**YOUR GOAL**
The records that follow should be retyped word for word.

**DATA ROWS**
_ _ _

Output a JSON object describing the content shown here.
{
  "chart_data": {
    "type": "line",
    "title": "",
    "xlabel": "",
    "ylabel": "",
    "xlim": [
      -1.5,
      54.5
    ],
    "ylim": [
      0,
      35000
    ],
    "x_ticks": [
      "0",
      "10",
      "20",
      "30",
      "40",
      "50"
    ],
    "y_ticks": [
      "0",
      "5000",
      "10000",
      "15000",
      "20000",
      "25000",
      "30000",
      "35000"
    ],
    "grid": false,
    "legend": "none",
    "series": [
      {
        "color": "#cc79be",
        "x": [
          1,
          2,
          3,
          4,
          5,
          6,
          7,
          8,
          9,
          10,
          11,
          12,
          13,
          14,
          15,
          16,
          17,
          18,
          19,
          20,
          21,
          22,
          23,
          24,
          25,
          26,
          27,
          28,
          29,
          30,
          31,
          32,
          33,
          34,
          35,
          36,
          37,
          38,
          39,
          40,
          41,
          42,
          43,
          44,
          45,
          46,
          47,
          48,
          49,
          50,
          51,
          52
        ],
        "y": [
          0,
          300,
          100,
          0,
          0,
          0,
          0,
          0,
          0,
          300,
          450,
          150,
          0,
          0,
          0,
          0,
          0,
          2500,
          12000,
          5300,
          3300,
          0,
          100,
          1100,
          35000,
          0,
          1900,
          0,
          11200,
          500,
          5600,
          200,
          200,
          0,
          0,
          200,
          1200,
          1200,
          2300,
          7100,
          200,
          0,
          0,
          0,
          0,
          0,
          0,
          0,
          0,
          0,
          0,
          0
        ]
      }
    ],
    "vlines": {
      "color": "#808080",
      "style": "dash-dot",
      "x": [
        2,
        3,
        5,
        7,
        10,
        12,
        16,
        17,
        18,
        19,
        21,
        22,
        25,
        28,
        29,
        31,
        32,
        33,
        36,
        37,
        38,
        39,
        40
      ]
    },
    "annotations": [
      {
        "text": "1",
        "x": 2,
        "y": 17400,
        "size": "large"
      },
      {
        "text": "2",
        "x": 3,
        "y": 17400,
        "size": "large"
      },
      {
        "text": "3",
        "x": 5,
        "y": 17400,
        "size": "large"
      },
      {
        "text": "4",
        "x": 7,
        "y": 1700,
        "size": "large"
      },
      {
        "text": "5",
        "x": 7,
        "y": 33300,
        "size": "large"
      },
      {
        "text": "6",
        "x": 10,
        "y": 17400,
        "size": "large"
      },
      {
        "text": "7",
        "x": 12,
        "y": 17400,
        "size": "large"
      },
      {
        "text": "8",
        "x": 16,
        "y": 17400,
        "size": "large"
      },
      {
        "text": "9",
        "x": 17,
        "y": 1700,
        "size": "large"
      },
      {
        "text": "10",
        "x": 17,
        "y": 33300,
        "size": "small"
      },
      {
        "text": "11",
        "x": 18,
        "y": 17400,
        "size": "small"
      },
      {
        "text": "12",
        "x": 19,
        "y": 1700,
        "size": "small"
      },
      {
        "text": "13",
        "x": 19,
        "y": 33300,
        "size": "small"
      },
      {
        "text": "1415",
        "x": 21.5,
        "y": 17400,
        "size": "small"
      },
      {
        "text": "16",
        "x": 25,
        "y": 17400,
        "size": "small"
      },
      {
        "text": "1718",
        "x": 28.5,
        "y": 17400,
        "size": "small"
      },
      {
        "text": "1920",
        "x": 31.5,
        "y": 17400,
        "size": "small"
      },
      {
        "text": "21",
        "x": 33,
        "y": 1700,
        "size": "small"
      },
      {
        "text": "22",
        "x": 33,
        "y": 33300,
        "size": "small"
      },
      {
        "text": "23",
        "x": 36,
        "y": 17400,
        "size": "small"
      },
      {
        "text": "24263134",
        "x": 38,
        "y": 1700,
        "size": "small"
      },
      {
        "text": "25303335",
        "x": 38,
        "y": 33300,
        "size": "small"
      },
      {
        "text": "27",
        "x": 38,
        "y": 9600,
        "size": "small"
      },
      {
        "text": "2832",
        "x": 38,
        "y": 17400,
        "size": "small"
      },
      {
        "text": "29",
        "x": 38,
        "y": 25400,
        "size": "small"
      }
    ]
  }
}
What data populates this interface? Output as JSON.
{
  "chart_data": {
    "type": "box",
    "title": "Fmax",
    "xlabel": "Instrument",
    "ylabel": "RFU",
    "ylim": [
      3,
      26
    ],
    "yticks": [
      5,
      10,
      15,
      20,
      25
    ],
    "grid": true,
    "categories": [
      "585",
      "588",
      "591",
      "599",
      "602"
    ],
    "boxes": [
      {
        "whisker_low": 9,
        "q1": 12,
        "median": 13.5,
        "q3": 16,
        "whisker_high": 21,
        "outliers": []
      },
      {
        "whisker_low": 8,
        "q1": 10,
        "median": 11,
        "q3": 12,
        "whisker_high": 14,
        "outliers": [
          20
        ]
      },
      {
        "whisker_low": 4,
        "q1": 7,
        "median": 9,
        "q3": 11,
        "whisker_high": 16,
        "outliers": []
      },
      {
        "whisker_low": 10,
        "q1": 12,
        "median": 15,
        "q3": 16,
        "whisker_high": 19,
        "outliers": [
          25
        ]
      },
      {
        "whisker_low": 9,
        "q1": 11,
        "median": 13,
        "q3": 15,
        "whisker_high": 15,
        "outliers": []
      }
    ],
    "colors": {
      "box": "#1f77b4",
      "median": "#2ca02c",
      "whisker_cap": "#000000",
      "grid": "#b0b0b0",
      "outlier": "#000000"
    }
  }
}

_ _ _

**TASK SOLUTION**
Output a JSON object describing the content shown here.
{
  "chart_data": {
    "type": "line",
    "title": "",
    "xlabel": "",
    "ylabel": "",
    "xlim": [
      -1.5,
      54.5
    ],
    "ylim": [
      0,
      35000
    ],
    "x_ticks": [
      "0",
      "10",
      "20",
      "30",
      "40",
      "50"
    ],
    "y_ticks": [
      "0",
      "5000",
      "10000",
      "15000",
      "20000",
      "25000",
      "30000",
      "35000"
    ],
    "grid": false,
    "legend": "none",
    "series": [
      {
        "color": "#cc79be",
        "x": [
          1,
          2,
          3,
          4,
          5,
          6,
          7,
          8,
          9,
          10,
          11,
          12,
          13,
          14,
          15,
          16,
          17,
          18,
          19,
          20,
          21,
          22,
          23,
          24,
          25,
          26,
          27,
          28,
          29,
          30,
          31,
          32,
          33,
          34,
          35,
          36,
          37,
          38,
          39,
          40,
          41,
          42,
          43,
          44,
          45,
          46,
          47,
          48,
          49,
          50,
          51,
          52
        ],
        "y": [
          0,
          300,
          100,
          0,
          0,
          0,
          0,
          0,
          0,
          300,
          450,
          150,
          0,
          0,
          0,
          0,
          0,
          2500,
          12000,
          5300,
          3300,
          0,
          100,
          1100,
          35000,
          0,
          1900,
          0,
          11200,
          500,
          5600,
          200,
          200,
          0,
          0,
          200,
          1200,
          1200,
          2300,
          7100,
          200,
          0,
          0,
          0,
          0,
          0,
          0,
          0,
          0,
          0,
          0,
          0
        ]
      }
    ],
    "vlines": {
      "color": "#808080",
      "style": "dash-dot",
      "x": [
        2,
        3,
        5,
        7,
        10,
        12,
        16,
        17,
        18,
        19,
        21,
        22,
        25,
        28,
        29,
        31,
        32,
        33,
        36,
        37,
        38,
        39,
        40
      ]
    },
    "annotations": [
      {
        "text": "1",
        "x": 2,
        "y": 17400,
        "size": "large"
      },
      {
        "text": "2",
        "x": 3,
        "y": 17400,
        "size": "large"
      },
      {
        "text": "3",
        "x": 5,
        "y": 17400,
        "size": "large"
      },
      {
        "text": "4",
        "x": 7,
        "y": 1700,
        "size": "large"
      },
      {
        "text": "5",
        "x": 7,
        "y": 33300,
        "size": "large"
      },
      {
        "text": "6",
        "x": 10,
        "y": 17400,
        "size": "large"
      },
      {
        "text": "7",
        "x": 12,
        "y": 17400,
        "size": "large"
      },
      {
        "text": "8",
        "x": 16,
        "y": 17400,
        "size": "large"
      },
      {
        "text": "9",
        "x": 17,
        "y": 1700,
        "size": "large"
      },
      {
        "text": "10",
        "x": 17,
        "y": 33300,
        "size": "small"
      },
      {
        "text": "11",
        "x": 18,
        "y": 17400,
        "size": "small"
      },
      {
        "text": "12",
        "x": 19,
        "y": 1700,
        "size": "small"
      },
      {
        "text": "13",
        "x": 19,
        "y": 33300,
        "size": "small"
      },
      {
        "text": "1415",
        "x": 21.5,
        "y": 17400,
        "size": "small"
      },
      {
        "text": "16",
        "x": 25,
        "y": 17400,
        "size": "small"
      },
      {
        "text": "1718",
        "x": 28.5,
        "y": 17400,
        "size": "small"
      },
      {
        "text": "1920",
        "x": 31.5,
        "y": 17400,
        "size": "small"
      },
      {
        "text": "21",
        "x": 33,
        "y": 1700,
        "size": "small"
      },
      {
        "text": "22",
        "x": 33,
        "y": 33300,
        "size": "small"
      },
      {
        "text": "23",
        "x": 36,
        "y": 17400,
        "size": "small"
      },
      {
        "text": "24263134",
        "x": 38,
        "y": 1700,
        "size": "small"
      },
      {
        "text": "25303335",
        "x": 38,
        "y": 33300,
        "size": "small"
      },
      {
        "text": "27",
        "x": 38,
        "y": 9600,
        "size": "small"
      },
      {
        "text": "2832",
        "x": 38,
        "y": 17400,
        "size": "small"
      },
      {
        "text": "29",
        "x": 38,
        "y": 25400,
        "size": "small"
      }
    ]
  }
}
What data populates this interface? Output as JSON.
{
  "chart_data": {
    "type": "box",
    "title": "Fmax",
    "xlabel": "Instrument",
    "ylabel": "RFU",
    "ylim": [
      3,
      26
    ],
    "yticks": [
      5,
      10,
      15,
      20,
      25
    ],
    "grid": true,
    "categories": [
      "585",
      "588",
      "591",
      "599",
      "602"
    ],
    "boxes": [
      {
        "whisker_low": 9,
        "q1": 12,
        "median": 13.5,
        "q3": 16,
        "whisker_high": 21,
        "outliers": []
      },
      {
        "whisker_low": 8,
        "q1": 10,
        "median": 11,
        "q3": 12,
        "whisker_high": 14,
        "outliers": [
          20
        ]
      },
      {
        "whisker_low": 4,
        "q1": 7,
        "median": 9,
        "q3": 11,
        "whisker_high": 16,
        "outliers": []
      },
      {
        "whisker_low": 10,
        "q1": 12,
        "median": 15,
        "q3": 16,
        "whisker_high": 19,
        "outliers": [
          25
        ]
      },
      {
        "whisker_low": 9,
        "q1": 11,
        "median": 13,
        "q3": 15,
        "whisker_high": 15,
        "outliers": []
      }
    ],
    "colors": {
      "box": "#1f77b4",
      "median": "#2ca02c",
      "whisker_cap": "#000000",
      "grid": "#b0b0b0",
      "outlier": "#000000"
    }
  }
}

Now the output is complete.